(Extracted records)
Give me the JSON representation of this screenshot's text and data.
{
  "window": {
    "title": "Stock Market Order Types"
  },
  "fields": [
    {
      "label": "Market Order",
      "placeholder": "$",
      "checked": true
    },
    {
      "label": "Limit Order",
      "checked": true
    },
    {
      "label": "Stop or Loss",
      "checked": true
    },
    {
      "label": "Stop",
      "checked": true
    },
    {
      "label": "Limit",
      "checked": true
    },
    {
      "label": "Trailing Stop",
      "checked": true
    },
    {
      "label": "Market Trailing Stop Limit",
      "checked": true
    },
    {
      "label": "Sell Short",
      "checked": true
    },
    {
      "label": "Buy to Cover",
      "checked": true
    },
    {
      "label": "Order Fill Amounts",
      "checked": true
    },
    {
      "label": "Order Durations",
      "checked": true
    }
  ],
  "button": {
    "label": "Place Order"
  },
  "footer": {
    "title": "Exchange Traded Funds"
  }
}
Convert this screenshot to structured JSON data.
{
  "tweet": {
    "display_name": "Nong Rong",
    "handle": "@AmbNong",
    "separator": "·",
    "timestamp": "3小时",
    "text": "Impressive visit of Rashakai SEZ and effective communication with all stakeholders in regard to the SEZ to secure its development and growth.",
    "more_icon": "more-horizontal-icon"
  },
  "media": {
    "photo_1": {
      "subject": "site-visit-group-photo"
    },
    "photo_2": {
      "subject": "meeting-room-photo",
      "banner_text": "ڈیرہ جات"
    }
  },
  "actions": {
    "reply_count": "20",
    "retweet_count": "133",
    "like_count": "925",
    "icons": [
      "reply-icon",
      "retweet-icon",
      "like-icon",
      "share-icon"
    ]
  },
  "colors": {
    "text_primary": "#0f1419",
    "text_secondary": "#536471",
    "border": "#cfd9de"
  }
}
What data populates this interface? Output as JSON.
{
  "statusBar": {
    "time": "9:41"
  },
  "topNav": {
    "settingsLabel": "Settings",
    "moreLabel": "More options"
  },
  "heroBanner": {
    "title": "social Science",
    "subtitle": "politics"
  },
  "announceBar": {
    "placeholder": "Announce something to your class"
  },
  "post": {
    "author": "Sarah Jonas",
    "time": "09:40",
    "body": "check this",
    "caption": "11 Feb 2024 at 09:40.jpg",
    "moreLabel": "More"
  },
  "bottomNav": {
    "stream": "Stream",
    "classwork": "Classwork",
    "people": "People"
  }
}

- _The task_
Show all lines from the listing above in which "visit" appears.

- _Result of the task_
    "text": "Impressive visit of Rashakai SEZ and effective communication with all stakeholders in regard to the SEZ to secure its development and growth.",
      "subject": "site-visit-group-photo"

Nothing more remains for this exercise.